** BEGIN **

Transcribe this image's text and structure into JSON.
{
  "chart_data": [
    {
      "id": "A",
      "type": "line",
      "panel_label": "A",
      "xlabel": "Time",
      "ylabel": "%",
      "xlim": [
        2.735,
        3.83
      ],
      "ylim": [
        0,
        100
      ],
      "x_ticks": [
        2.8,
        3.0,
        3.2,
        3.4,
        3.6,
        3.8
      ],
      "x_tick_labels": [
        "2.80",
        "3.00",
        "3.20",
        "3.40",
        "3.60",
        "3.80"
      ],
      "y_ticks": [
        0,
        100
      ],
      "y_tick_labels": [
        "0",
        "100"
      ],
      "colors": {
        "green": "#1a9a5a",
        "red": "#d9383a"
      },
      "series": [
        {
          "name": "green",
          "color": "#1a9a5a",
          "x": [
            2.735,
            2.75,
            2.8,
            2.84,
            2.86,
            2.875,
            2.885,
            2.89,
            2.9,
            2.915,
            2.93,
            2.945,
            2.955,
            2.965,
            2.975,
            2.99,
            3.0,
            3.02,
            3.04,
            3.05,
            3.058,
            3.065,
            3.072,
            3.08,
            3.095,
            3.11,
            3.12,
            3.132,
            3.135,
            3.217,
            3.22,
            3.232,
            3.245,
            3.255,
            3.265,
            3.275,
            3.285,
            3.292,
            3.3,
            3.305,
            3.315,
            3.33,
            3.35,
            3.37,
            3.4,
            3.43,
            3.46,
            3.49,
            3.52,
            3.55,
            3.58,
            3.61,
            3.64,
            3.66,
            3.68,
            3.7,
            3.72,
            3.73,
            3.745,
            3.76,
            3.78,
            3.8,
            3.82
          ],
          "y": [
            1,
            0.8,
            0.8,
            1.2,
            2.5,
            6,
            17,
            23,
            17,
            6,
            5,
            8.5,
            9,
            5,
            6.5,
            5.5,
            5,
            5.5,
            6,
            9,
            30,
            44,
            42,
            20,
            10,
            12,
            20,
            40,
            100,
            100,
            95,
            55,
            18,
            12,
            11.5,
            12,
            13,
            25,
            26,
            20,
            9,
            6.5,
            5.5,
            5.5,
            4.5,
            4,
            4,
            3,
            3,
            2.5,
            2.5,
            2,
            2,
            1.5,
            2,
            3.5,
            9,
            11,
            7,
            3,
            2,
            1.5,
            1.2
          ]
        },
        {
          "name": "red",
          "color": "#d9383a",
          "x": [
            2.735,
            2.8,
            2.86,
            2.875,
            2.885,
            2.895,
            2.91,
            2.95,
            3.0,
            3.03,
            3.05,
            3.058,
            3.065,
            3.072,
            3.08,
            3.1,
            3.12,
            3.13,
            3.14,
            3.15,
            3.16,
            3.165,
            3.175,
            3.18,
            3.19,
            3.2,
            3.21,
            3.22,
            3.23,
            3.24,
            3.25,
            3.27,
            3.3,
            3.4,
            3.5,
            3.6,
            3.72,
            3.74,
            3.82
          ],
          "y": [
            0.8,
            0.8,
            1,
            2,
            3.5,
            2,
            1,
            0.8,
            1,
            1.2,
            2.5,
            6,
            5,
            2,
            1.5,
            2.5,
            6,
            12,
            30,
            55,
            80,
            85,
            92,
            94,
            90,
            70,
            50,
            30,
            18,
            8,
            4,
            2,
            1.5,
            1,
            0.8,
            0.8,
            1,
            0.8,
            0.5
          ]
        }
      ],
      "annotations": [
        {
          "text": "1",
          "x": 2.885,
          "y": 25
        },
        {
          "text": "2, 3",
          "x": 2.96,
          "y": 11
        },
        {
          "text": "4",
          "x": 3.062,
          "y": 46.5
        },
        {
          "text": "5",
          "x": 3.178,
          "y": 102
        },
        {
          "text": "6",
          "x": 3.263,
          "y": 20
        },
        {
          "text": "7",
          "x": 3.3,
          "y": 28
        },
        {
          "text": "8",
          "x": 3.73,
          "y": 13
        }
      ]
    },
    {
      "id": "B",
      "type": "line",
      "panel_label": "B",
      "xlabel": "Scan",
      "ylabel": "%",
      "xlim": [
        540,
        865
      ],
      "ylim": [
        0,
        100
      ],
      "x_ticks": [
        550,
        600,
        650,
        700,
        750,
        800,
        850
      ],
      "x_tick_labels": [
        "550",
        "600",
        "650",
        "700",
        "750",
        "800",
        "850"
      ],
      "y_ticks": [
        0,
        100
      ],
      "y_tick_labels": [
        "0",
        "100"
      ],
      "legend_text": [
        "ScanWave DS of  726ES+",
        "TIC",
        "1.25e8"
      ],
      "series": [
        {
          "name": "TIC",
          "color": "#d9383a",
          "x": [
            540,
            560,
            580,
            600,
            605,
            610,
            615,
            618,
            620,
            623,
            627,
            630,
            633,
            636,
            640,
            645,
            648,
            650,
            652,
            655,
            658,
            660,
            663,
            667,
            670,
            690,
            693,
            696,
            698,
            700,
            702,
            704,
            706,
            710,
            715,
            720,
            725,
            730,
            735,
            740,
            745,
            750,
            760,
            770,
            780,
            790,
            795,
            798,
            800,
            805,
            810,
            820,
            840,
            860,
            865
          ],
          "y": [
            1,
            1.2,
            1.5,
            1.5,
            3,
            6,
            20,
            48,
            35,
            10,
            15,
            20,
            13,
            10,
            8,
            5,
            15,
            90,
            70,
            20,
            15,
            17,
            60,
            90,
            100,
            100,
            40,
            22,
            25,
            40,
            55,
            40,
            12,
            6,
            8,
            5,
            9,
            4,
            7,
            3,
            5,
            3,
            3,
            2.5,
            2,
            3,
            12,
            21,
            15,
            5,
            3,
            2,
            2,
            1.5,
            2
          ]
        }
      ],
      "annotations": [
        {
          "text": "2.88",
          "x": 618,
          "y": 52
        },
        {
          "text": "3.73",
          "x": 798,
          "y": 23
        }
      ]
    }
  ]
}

** END **

TASK DIRECTIONS: Take the entries and copy them out exactly.

TASK RESPONSE:
Transcribe this image's text and structure into JSON.
{
  "chart_data": [
    {
      "id": "A",
      "type": "line",
      "panel_label": "A",
      "xlabel": "Time",
      "ylabel": "%",
      "xlim": [
        2.735,
        3.83
      ],
      "ylim": [
        0,
        100
      ],
      "x_ticks": [
        2.8,
        3.0,
        3.2,
        3.4,
        3.6,
        3.8
      ],
      "x_tick_labels": [
        "2.80",
        "3.00",
        "3.20",
        "3.40",
        "3.60",
        "3.80"
      ],
      "y_ticks": [
        0,
        100
      ],
      "y_tick_labels": [
        "0",
        "100"
      ],
      "colors": {
        "green": "#1a9a5a",
        "red": "#d9383a"
      },
      "series": [
        {
          "name": "green",
          "color": "#1a9a5a",
          "x": [
            2.735,
            2.75,
            2.8,
            2.84,
            2.86,
            2.875,
            2.885,
            2.89,
            2.9,
            2.915,
            2.93,
            2.945,
            2.955,
            2.965,
            2.975,
            2.99,
            3.0,
            3.02,
            3.04,
            3.05,
            3.058,
            3.065,
            3.072,
            3.08,
            3.095,
            3.11,
            3.12,
            3.132,
            3.135,
            3.217,
            3.22,
            3.232,
            3.245,
            3.255,
            3.265,
            3.275,
            3.285,
            3.292,
            3.3,
            3.305,
            3.315,
            3.33,
            3.35,
            3.37,
            3.4,
            3.43,
            3.46,
            3.49,
            3.52,
            3.55,
            3.58,
            3.61,
            3.64,
            3.66,
            3.68,
            3.7,
            3.72,
            3.73,
            3.745,
            3.76,
            3.78,
            3.8,
            3.82
          ],
          "y": [
            1,
            0.8,
            0.8,
            1.2,
            2.5,
            6,
            17,
            23,
            17,
            6,
            5,
            8.5,
            9,
            5,
            6.5,
            5.5,
            5,
            5.5,
            6,
            9,
            30,
            44,
            42,
            20,
            10,
            12,
            20,
            40,
            100,
            100,
            95,
            55,
            18,
            12,
            11.5,
            12,
            13,
            25,
            26,
            20,
            9,
            6.5,
            5.5,
            5.5,
            4.5,
            4,
            4,
            3,
            3,
            2.5,
            2.5,
            2,
            2,
            1.5,
            2,
            3.5,
            9,
            11,
            7,
            3,
            2,
            1.5,
            1.2
          ]
        },
        {
          "name": "red",
          "color": "#d9383a",
          "x": [
            2.735,
            2.8,
            2.86,
            2.875,
            2.885,
            2.895,
            2.91,
            2.95,
            3.0,
            3.03,
            3.05,
            3.058,
            3.065,
            3.072,
            3.08,
            3.1,
            3.12,
            3.13,
            3.14,
            3.15,
            3.16,
            3.165,
            3.175,
            3.18,
            3.19,
            3.2,
            3.21,
            3.22,
            3.23,
            3.24,
            3.25,
            3.27,
            3.3,
            3.4,
            3.5,
            3.6,
            3.72,
            3.74,
            3.82
          ],
          "y": [
            0.8,
            0.8,
            1,
            2,
            3.5,
            2,
            1,
            0.8,
            1,
            1.2,
            2.5,
            6,
            5,
            2,
            1.5,
            2.5,
            6,
            12,
            30,
            55,
            80,
            85,
            92,
            94,
            90,
            70,
            50,
            30,
            18,
            8,
            4,
            2,
            1.5,
            1,
            0.8,
            0.8,
            1,
            0.8,
            0.5
          ]
        }
      ],
      "annotations": [
        {
          "text": "1",
          "x": 2.885,
          "y": 25
        },
        {
          "text": "2, 3",
          "x": 2.96,
          "y": 11
        },
        {
          "text": "4",
          "x": 3.062,
          "y": 46.5
        },
        {
          "text": "5",
          "x": 3.178,
          "y": 102
        },
        {
          "text": "6",
          "x": 3.263,
          "y": 20
        },
        {
          "text": "7",
          "x": 3.3,
          "y": 28
        },
        {
          "text": "8",
          "x": 3.73,
          "y": 13
        }
      ]
    },
    {
      "id": "B",
      "type": "line",
      "panel_label": "B",
      "xlabel": "Scan",
      "ylabel": "%",
      "xlim": [
        540,
        865
      ],
      "ylim": [
        0,
        100
      ],
      "x_ticks": [
        550,
        600,
        650,
        700,
        750,
        800,
        850
      ],
      "x_tick_labels": [
        "550",
        "600",
        "650",
        "700",
        "750",
        "800",
        "850"
      ],
      "y_ticks": [
        0,
        100
      ],
      "y_tick_labels": [
        "0",
        "100"
      ],
      "legend_text": [
        "ScanWave DS of  726ES+",
        "TIC",
        "1.25e8"
      ],
      "series": [
        {
          "name": "TIC",
          "color": "#d9383a",
          "x": [
            540,
            560,
            580,
            600,
            605,
            610,
            615,
            618,
            620,
            623,
            627,
            630,
            633,
            636,
            640,
            645,
            648,
            650,
            652,
            655,
            658,
            660,
            663,
            667,
            670,
            690,
            693,
            696,
            698,
            700,
            702,
            704,
            706,
            710,
            715,
            720,
            725,
            730,
            735,
            740,
            745,
            750,
            760,
            770,
            780,
            790,
            795,
            798,
            800,
            805,
            810,
            820,
            840,
            860,
            865
          ],
          "y": [
            1,
            1.2,
            1.5,
            1.5,
            3,
            6,
            20,
            48,
            35,
            10,
            15,
            20,
            13,
            10,
            8,
            5,
            15,
            90,
            70,
            20,
            15,
            17,
            60,
            90,
            100,
            100,
            40,
            22,
            25,
            40,
            55,
            40,
            12,
            6,
            8,
            5,
            9,
            4,
            7,
            3,
            5,
            3,
            3,
            2.5,
            2,
            3,
            12,
            21,
            15,
            5,
            3,
            2,
            2,
            1.5,
            2
          ]
        }
      ],
      "annotations": [
        {
          "text": "2.88",
          "x": 618,
          "y": 52
        },
        {
          "text": "3.73",
          "x": 798,
          "y": 23
        }
      ]
    }
  ]
}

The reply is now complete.